> **DATA FOR PROCESSING**:

****************************************

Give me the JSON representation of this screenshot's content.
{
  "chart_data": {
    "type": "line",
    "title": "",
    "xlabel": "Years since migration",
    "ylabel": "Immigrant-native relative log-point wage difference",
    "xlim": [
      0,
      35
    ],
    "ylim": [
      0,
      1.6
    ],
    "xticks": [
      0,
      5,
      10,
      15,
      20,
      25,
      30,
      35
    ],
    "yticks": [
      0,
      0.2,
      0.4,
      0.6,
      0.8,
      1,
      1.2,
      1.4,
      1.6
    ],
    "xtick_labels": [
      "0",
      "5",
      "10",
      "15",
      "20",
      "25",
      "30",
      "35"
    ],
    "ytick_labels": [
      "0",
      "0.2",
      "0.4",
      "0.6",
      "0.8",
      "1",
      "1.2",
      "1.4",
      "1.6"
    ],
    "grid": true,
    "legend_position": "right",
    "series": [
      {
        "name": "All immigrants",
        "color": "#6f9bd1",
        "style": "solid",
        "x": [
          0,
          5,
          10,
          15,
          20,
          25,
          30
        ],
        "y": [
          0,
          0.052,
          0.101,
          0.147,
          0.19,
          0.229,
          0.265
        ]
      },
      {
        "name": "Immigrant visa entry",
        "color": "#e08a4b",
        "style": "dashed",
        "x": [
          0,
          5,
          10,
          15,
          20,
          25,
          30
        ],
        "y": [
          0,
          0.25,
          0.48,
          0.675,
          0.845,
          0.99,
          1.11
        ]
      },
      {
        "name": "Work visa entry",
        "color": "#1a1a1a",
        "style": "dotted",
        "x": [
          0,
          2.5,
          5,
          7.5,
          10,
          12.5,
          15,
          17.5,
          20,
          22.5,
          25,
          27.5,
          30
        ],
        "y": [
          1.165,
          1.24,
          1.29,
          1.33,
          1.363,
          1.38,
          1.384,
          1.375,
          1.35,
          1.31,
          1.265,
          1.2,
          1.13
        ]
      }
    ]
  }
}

****************************************

> **GOAL OF THE EXERCISE**: Every record above needs to be repeated word for word.

> **RESPONSE**:
Give me the JSON representation of this screenshot's content.
{
  "chart_data": {
    "type": "line",
    "title": "",
    "xlabel": "Years since migration",
    "ylabel": "Immigrant-native relative log-point wage difference",
    "xlim": [
      0,
      35
    ],
    "ylim": [
      0,
      1.6
    ],
    "xticks": [
      0,
      5,
      10,
      15,
      20,
      25,
      30,
      35
    ],
    "yticks": [
      0,
      0.2,
      0.4,
      0.6,
      0.8,
      1,
      1.2,
      1.4,
      1.6
    ],
    "xtick_labels": [
      "0",
      "5",
      "10",
      "15",
      "20",
      "25",
      "30",
      "35"
    ],
    "ytick_labels": [
      "0",
      "0.2",
      "0.4",
      "0.6",
      "0.8",
      "1",
      "1.2",
      "1.4",
      "1.6"
    ],
    "grid": true,
    "legend_position": "right",
    "series": [
      {
        "name": "All immigrants",
        "color": "#6f9bd1",
        "style": "solid",
        "x": [
          0,
          5,
          10,
          15,
          20,
          25,
          30
        ],
        "y": [
          0,
          0.052,
          0.101,
          0.147,
          0.19,
          0.229,
          0.265
        ]
      },
      {
        "name": "Immigrant visa entry",
        "color": "#e08a4b",
        "style": "dashed",
        "x": [
          0,
          5,
          10,
          15,
          20,
          25,
          30
        ],
        "y": [
          0,
          0.25,
          0.48,
          0.675,
          0.845,
          0.99,
          1.11
        ]
      },
      {
        "name": "Work visa entry",
        "color": "#1a1a1a",
        "style": "dotted",
        "x": [
          0,
          2.5,
          5,
          7.5,
          10,
          12.5,
          15,
          17.5,
          20,
          22.5,
          25,
          27.5,
          30
        ],
        "y": [
          1.165,
          1.24,
          1.29,
          1.33,
          1.363,
          1.38,
          1.384,
          1.375,
          1.35,
          1.31,
          1.265,
          1.2,
          1.13
        ]
      }
    ]
  }
}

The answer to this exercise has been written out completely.